§ Problem to work on: State the number of lines that contain "JSON", with no other text.

● ● ●

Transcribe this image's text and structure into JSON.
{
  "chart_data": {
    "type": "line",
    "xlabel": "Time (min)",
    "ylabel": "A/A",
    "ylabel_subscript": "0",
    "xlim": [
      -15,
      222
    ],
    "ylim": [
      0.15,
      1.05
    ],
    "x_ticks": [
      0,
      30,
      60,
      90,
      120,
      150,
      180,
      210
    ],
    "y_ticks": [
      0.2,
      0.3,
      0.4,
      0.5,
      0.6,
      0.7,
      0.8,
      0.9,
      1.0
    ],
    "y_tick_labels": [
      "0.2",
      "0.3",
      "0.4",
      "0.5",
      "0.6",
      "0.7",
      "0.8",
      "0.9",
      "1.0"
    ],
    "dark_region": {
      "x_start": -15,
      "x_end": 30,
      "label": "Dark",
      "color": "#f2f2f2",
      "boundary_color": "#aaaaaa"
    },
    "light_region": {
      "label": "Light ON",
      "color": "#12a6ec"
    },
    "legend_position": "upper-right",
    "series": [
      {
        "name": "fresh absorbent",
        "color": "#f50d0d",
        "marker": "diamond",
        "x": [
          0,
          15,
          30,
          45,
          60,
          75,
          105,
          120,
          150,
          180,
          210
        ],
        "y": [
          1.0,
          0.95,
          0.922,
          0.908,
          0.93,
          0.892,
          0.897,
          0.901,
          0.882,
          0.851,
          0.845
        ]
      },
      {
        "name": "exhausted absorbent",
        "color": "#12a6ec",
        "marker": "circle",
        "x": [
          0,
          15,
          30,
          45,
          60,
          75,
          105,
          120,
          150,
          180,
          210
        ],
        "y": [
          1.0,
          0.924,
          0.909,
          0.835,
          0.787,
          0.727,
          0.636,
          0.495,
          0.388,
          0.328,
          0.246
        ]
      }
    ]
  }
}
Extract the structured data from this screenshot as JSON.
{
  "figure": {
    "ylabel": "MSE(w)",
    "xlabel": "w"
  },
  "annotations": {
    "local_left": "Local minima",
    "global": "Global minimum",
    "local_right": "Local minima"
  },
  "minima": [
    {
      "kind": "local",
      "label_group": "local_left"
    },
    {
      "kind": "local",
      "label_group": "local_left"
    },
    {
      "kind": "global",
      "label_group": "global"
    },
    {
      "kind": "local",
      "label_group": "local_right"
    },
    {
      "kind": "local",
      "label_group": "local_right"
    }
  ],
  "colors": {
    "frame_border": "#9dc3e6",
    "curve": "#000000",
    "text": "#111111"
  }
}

● ● ●

§ Solution to this task: 2